[Source data]

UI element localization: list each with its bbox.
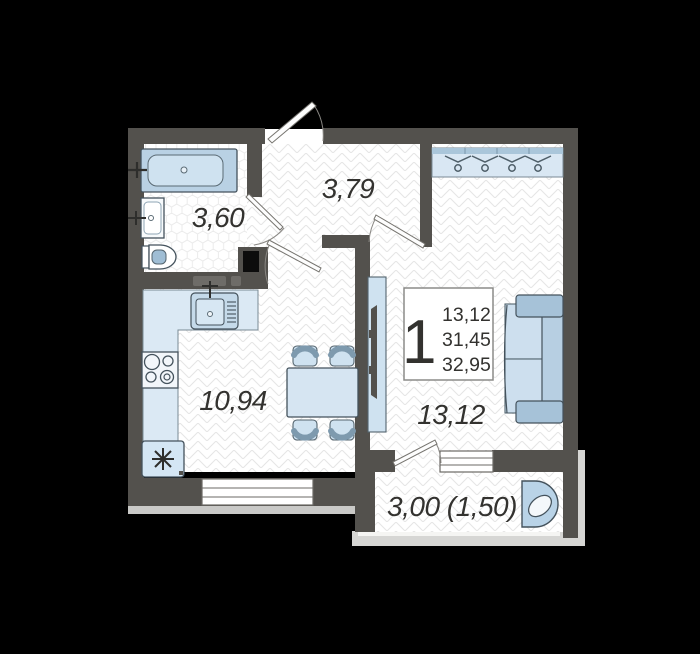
info-box: 1 13,12 31,45 32,95 xyxy=(402,288,493,380)
kitchen-window xyxy=(202,479,313,505)
area-line3: 32,95 xyxy=(442,354,491,376)
fridge xyxy=(142,441,184,477)
wall-hallway-stub xyxy=(420,143,432,247)
toilet xyxy=(142,245,176,269)
wall-balcony-left xyxy=(355,472,375,532)
snowflake-icon xyxy=(152,448,174,470)
shaft-opening xyxy=(243,251,259,272)
wall-bathroom-bottom xyxy=(128,272,188,289)
balcony-window xyxy=(440,451,493,472)
area-line2: 31,45 xyxy=(442,329,491,351)
wall-bathroom-right xyxy=(247,128,262,197)
wall-room-balcony-left xyxy=(355,450,395,472)
wall-top-left xyxy=(128,128,265,144)
wardrobe xyxy=(432,148,563,177)
stove xyxy=(142,352,178,388)
kitchen-area-label: 10,94 xyxy=(199,385,267,416)
wall-room-balcony-right xyxy=(492,450,563,472)
balcony-area-label: 3,00 (1,50) xyxy=(387,491,517,522)
area-line1: 13,12 xyxy=(442,304,491,326)
tv xyxy=(371,305,377,399)
floor-plan: 1 13,12 31,45 32,95 3,60 3,79 10,94 13,1… xyxy=(0,0,700,654)
dining-table xyxy=(287,368,358,417)
wall-right xyxy=(563,128,578,538)
floor-plan-canvas: 1 13,12 31,45 32,95 3,60 3,79 10,94 13,1… xyxy=(0,0,700,654)
bathroom-area-label: 3,60 xyxy=(192,202,245,233)
sofa xyxy=(505,295,564,423)
wall-hallway-kitchen xyxy=(322,235,370,248)
wall-top-right xyxy=(323,128,578,144)
bathtub xyxy=(128,149,237,192)
chair xyxy=(293,420,317,440)
hallway-area-label: 3,79 xyxy=(322,173,375,204)
tv-stand xyxy=(368,277,386,432)
room-area-label: 13,12 xyxy=(417,399,485,430)
chair xyxy=(330,346,354,366)
chair xyxy=(330,420,354,440)
rooms-count: 1 xyxy=(402,308,436,377)
chair xyxy=(293,346,317,366)
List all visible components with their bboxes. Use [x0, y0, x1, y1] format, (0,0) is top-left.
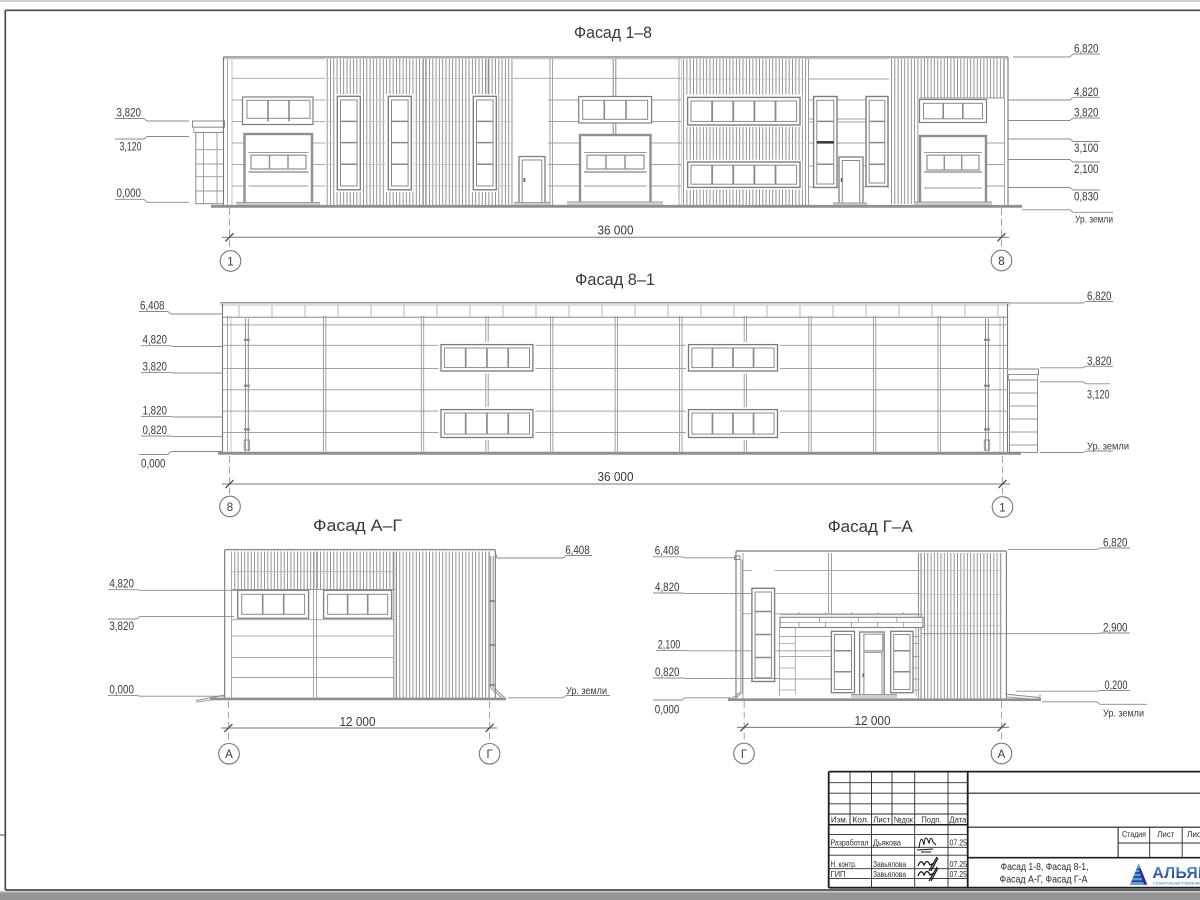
svg-text:№док: №док [894, 815, 913, 825]
svg-text:3,100: 3,100 [1074, 141, 1099, 155]
svg-text:3,820: 3,820 [117, 106, 142, 120]
svg-text:Ур. земли: Ур. земли [1087, 441, 1129, 453]
svg-text:6,408: 6,408 [565, 543, 590, 557]
svg-text:6,820: 6,820 [1074, 42, 1099, 56]
svg-text:Завьялова: Завьялова [873, 859, 906, 869]
svg-text:0,000: 0,000 [109, 683, 134, 697]
svg-text:07.25: 07.25 [950, 869, 968, 879]
svg-text:3,820: 3,820 [1074, 106, 1099, 120]
svg-text:0,820: 0,820 [143, 423, 168, 437]
svg-text:Фасад 8–1: Фасад 8–1 [575, 270, 655, 289]
svg-text:Фасад 1-8, Фасад 8-1,: Фасад 1-8, Фасад 8-1, [1001, 862, 1089, 873]
svg-text:4,820: 4,820 [1074, 85, 1099, 99]
svg-text:8: 8 [998, 256, 1004, 268]
svg-text:07.25: 07.25 [950, 837, 968, 847]
svg-text:Лист: Лист [1157, 829, 1174, 839]
svg-text:Г: Г [741, 749, 748, 761]
svg-text:Дьякова: Дьякова [873, 837, 901, 847]
svg-text:1,820: 1,820 [143, 403, 168, 417]
svg-text:Подп.: Подп. [921, 815, 941, 825]
svg-text:07.25: 07.25 [950, 859, 968, 869]
svg-text:Ур. земли: Ур. земли [566, 685, 607, 697]
svg-text:Н. контр.: Н. контр. [831, 859, 857, 869]
svg-text:4,820: 4,820 [143, 333, 168, 347]
svg-text:3,820: 3,820 [1087, 354, 1112, 368]
svg-text:Фасад А-Г, Фасад Г-А: Фасад А-Г, Фасад Г-А [1000, 874, 1088, 885]
svg-text:3,120: 3,120 [120, 140, 142, 154]
svg-text:6,820: 6,820 [1103, 535, 1128, 549]
svg-text:2,900: 2,900 [1103, 621, 1128, 635]
svg-text:Г: Г [486, 749, 493, 761]
svg-text:2,100: 2,100 [1074, 162, 1099, 176]
svg-text:АЛЬЯНС: АЛЬЯНС [1153, 865, 1200, 882]
svg-text:3,820: 3,820 [109, 619, 134, 633]
svg-text:Разработал: Разработал [831, 837, 869, 847]
svg-text:2,100: 2,100 [658, 637, 681, 651]
svg-text:0,000: 0,000 [655, 702, 680, 716]
svg-text:0,000: 0,000 [141, 457, 166, 471]
svg-text:Фасад 1–8: Фасад 1–8 [574, 23, 652, 42]
svg-text:36 000: 36 000 [598, 469, 634, 484]
svg-text:8: 8 [227, 502, 233, 514]
svg-text:0,200: 0,200 [1105, 678, 1128, 692]
svg-text:ГИП: ГИП [831, 869, 846, 879]
svg-text:6,408: 6,408 [655, 544, 680, 558]
svg-text:6,820: 6,820 [1087, 289, 1112, 303]
svg-text:Ур. земли: Ур. земли [1103, 707, 1144, 719]
svg-text:А: А [998, 749, 1006, 761]
svg-text:0,830: 0,830 [1074, 190, 1099, 204]
svg-text:Фасад А–Г: Фасад А–Г [313, 516, 402, 535]
svg-text:Лис: Лис [1187, 829, 1200, 839]
svg-text:Кол.: Кол. [852, 815, 869, 825]
svg-text:Дата: Дата [949, 815, 966, 825]
svg-text:4,820: 4,820 [655, 580, 680, 594]
svg-text:Лист: Лист [873, 815, 890, 825]
svg-text:Стадия: Стадия [1122, 829, 1146, 839]
svg-text:0,000: 0,000 [117, 186, 142, 200]
svg-text:Завьялова: Завьялова [873, 869, 906, 879]
svg-text:12 000: 12 000 [855, 713, 891, 728]
svg-text:строительная компания: строительная компания [1153, 880, 1200, 885]
svg-text:Фасад Г–А: Фасад Г–А [828, 517, 914, 536]
svg-text:1: 1 [227, 256, 233, 268]
svg-text:6,408: 6,408 [140, 299, 165, 313]
svg-text:36 000: 36 000 [598, 223, 634, 238]
svg-text:3,120: 3,120 [1087, 388, 1110, 402]
svg-text:3,820: 3,820 [143, 359, 168, 373]
svg-text:0,820: 0,820 [655, 665, 680, 679]
svg-text:4,820: 4,820 [109, 577, 134, 591]
svg-text:12 000: 12 000 [340, 714, 376, 729]
svg-text:А: А [225, 749, 233, 761]
svg-text:Изм.: Изм. [831, 815, 848, 825]
svg-text:Ур. земли: Ур. земли [1075, 214, 1113, 226]
svg-text:1: 1 [999, 502, 1005, 514]
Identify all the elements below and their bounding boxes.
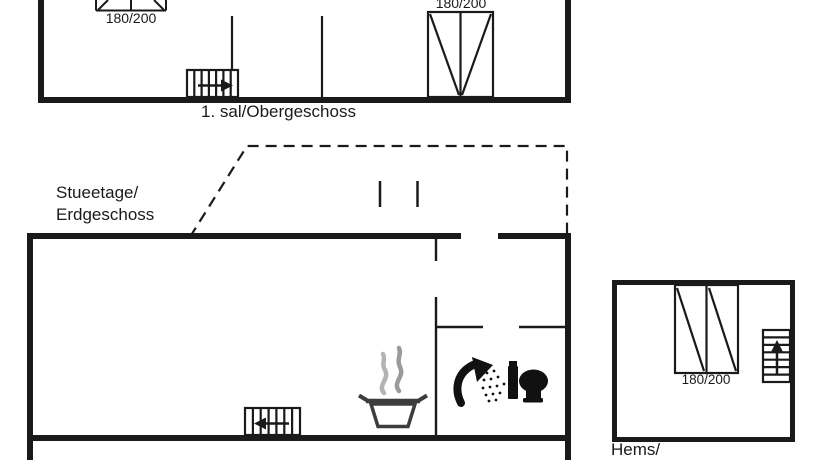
shower-icon [457,357,505,403]
upper-floor-label: 1. sal/Obergeschoss [201,103,356,122]
loft-floor-plan [615,283,793,440]
shower-spray-dots [482,370,506,403]
ground-floor-partitions [436,239,567,437]
floor-plan-image: 180/200 180/200 1. sal/Obergeschoss Stue… [0,0,834,460]
double-bed-icon [428,12,493,97]
double-bed-icon [96,0,166,11]
double-bed-icon [675,285,738,373]
ground-floor-plan [27,233,571,460]
staircase-icon [187,70,238,97]
bed-size-label: 180/200 [669,373,743,388]
roof-outline-dashed [190,146,567,237]
staircase-icon [245,408,300,435]
bed-size-label: 180/200 [424,0,498,11]
upper-floor-partitions [232,16,322,99]
bed-size-label: 180/200 [94,11,168,26]
toilet-icon [508,361,548,403]
loft-floor-label: Hems/ [611,441,660,460]
ground-floor-label-line2: Erdgeschoss [56,206,154,225]
ground-floor-label-line1: Stueetage/ [56,184,138,203]
staircase-icon [763,330,790,382]
chimney-marks [380,181,418,207]
floor-plan-drawing [0,0,834,460]
cooking-pot-icon [359,348,427,427]
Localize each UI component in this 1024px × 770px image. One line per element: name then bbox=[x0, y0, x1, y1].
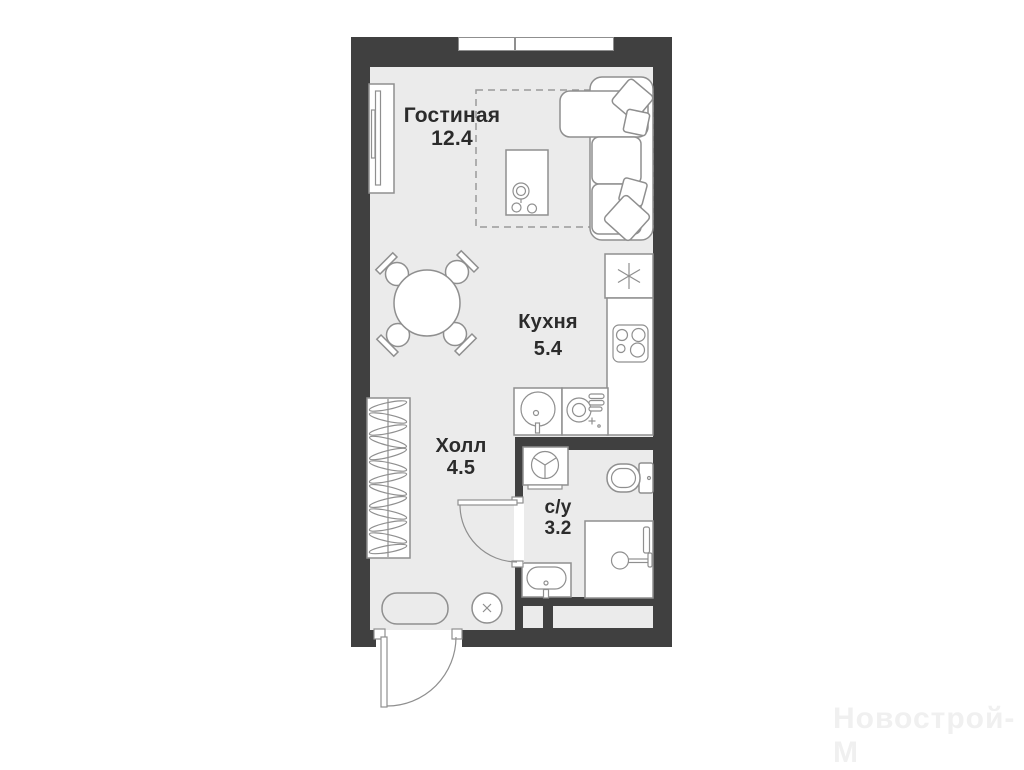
room-area-kitchen: 5.4 bbox=[534, 338, 562, 360]
dining-set bbox=[376, 251, 478, 356]
room-label-bathroom: с/у 3.2 bbox=[488, 498, 628, 540]
room-label-hall: Холл 4.5 bbox=[391, 435, 531, 479]
bathroom-sink bbox=[522, 563, 571, 598]
stool bbox=[472, 593, 502, 623]
dining-table bbox=[394, 270, 460, 336]
fridge bbox=[605, 254, 653, 298]
shower-head-icon bbox=[612, 552, 629, 569]
hob-icon bbox=[613, 325, 648, 362]
dishwasher bbox=[562, 388, 608, 435]
side-table bbox=[506, 150, 548, 215]
kitchen-sink bbox=[514, 388, 562, 435]
room-label-living: Гостиная 12.4 bbox=[382, 104, 522, 150]
entry-door bbox=[374, 629, 462, 707]
door-leaf bbox=[381, 637, 387, 707]
room-label-kitchen: Кухня 5.4 bbox=[478, 309, 618, 363]
rug bbox=[382, 593, 448, 624]
room-area-living: 12.4 bbox=[431, 127, 473, 150]
floor-plan: Гостиная 12.4 Кухня 5.4 Холл 4.5 с/у 3.2… bbox=[0, 0, 1024, 768]
toilet bbox=[607, 463, 653, 493]
room-area-hall: 4.5 bbox=[447, 457, 475, 479]
sofa bbox=[560, 77, 654, 242]
watermark: Новострой-М bbox=[833, 702, 1024, 770]
room-area-bathroom: 3.2 bbox=[544, 518, 571, 539]
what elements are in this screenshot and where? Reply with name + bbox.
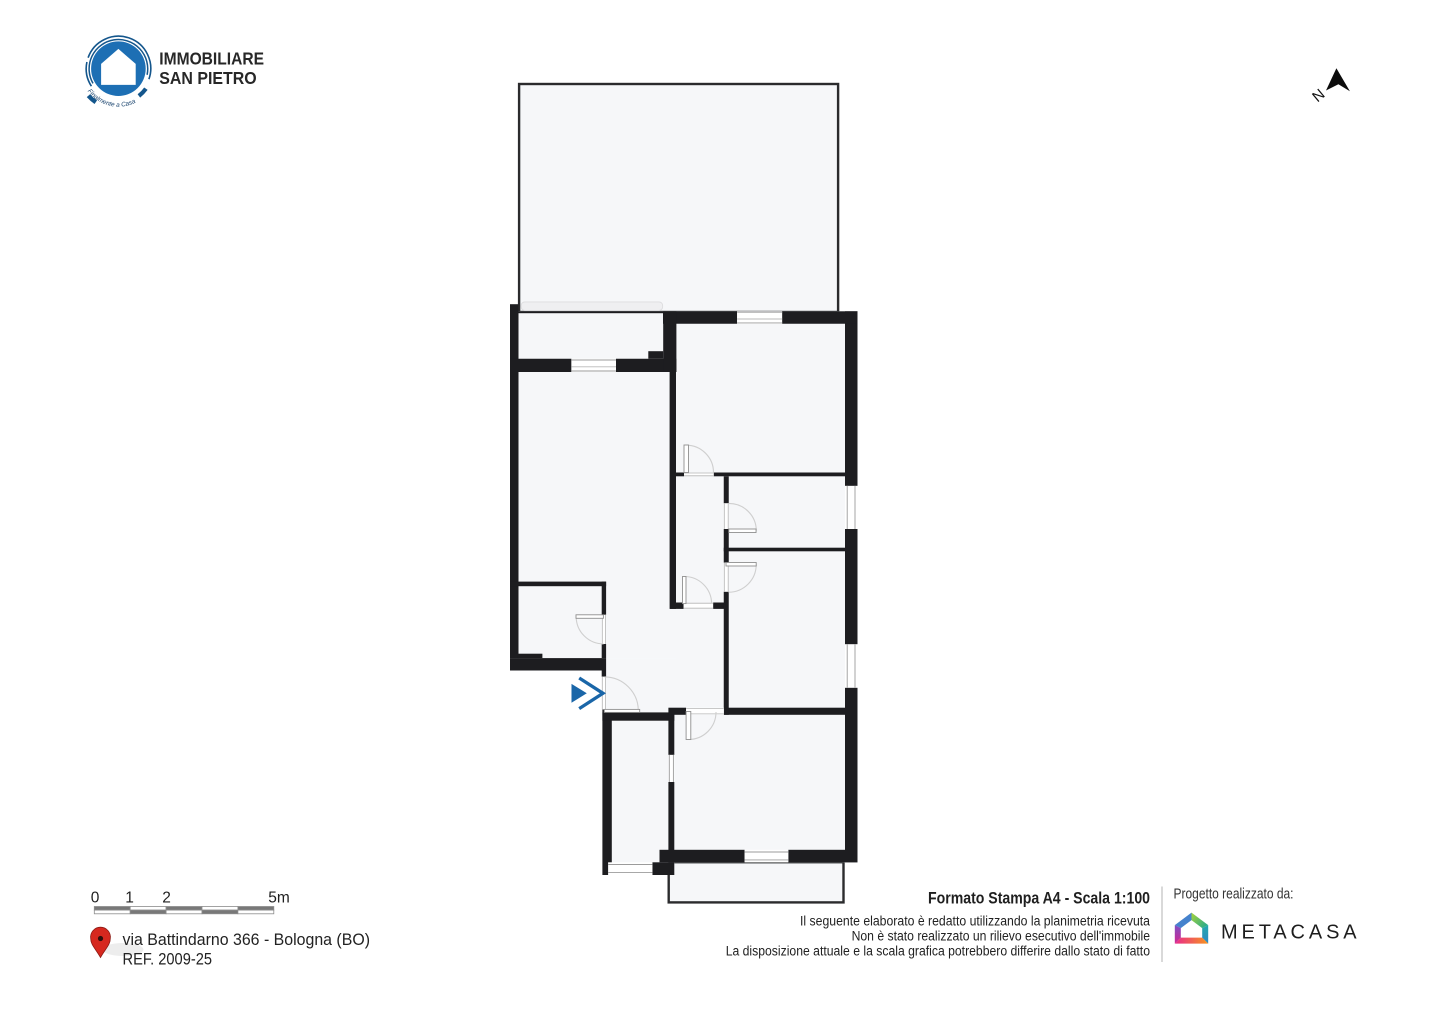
svg-text:La disposizione attuale e la s: La disposizione attuale e la scala grafi… bbox=[726, 944, 1150, 959]
svg-text:Progetto realizzato da:: Progetto realizzato da: bbox=[1174, 887, 1294, 903]
svg-text:0: 0 bbox=[91, 890, 100, 907]
svg-text:IMMOBILIARE: IMMOBILIARE bbox=[159, 48, 264, 68]
svg-text:SAN PIETRO: SAN PIETRO bbox=[159, 68, 257, 88]
svg-text:Il seguente elaborato è redatt: Il seguente elaborato è redatto utilizza… bbox=[800, 914, 1151, 929]
svg-text:METACASA: METACASA bbox=[1221, 921, 1361, 944]
svg-text:1: 1 bbox=[125, 890, 134, 907]
svg-text:2: 2 bbox=[162, 890, 171, 907]
svg-text:via Battindarno 366 - Bologna: via Battindarno 366 - Bologna (BO) bbox=[123, 931, 371, 949]
svg-text:Non è stato realizzato un rili: Non è stato realizzato un rilievo esecut… bbox=[852, 929, 1150, 944]
svg-text:Formato Stampa A4 - Scala 1:10: Formato Stampa A4 - Scala 1:100 bbox=[928, 890, 1150, 908]
svg-text:5m: 5m bbox=[268, 890, 290, 907]
svg-text:REF. 2009-25: REF. 2009-25 bbox=[123, 951, 213, 969]
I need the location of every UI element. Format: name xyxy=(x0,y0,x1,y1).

> **AIM**
Reproduce everything from the line containing "svg-text:La disposizione attuale" down to the end of the entries, replacing "SAN PIETRO" with "SAN MARCO" and leaving all else unchanged.

> **TASK RESULT**
svg-text:La disposizione attuale e la s: La disposizione attuale e la scala grafi… bbox=[726, 944, 1150, 959]
svg-text:Progetto realizzato da:: Progetto realizzato da: bbox=[1174, 887, 1294, 903]
svg-text:0: 0 bbox=[91, 890, 100, 907]
svg-text:IMMOBILIARE: IMMOBILIARE bbox=[159, 48, 264, 68]
svg-text:SAN MARCO: SAN MARCO bbox=[159, 68, 257, 88]
svg-text:Il seguente elaborato è redatt: Il seguente elaborato è redatto utilizza… bbox=[800, 914, 1151, 929]
svg-text:METACASA: METACASA bbox=[1221, 921, 1361, 944]
svg-text:1: 1 bbox=[125, 890, 134, 907]
svg-text:2: 2 bbox=[162, 890, 171, 907]
svg-text:via Battindarno 366 - Bologna: via Battindarno 366 - Bologna (BO) bbox=[123, 931, 371, 949]
svg-text:Non è stato realizzato un rili: Non è stato realizzato un rilievo esecut… bbox=[852, 929, 1150, 944]
svg-text:Formato Stampa A4 - Scala 1:10: Formato Stampa A4 - Scala 1:100 bbox=[928, 890, 1150, 908]
svg-text:5m: 5m bbox=[268, 890, 290, 907]
svg-text:REF. 2009-25: REF. 2009-25 bbox=[123, 951, 213, 969]
I need the location of every UI element. Format: name xyxy=(x0,y0,x1,y1).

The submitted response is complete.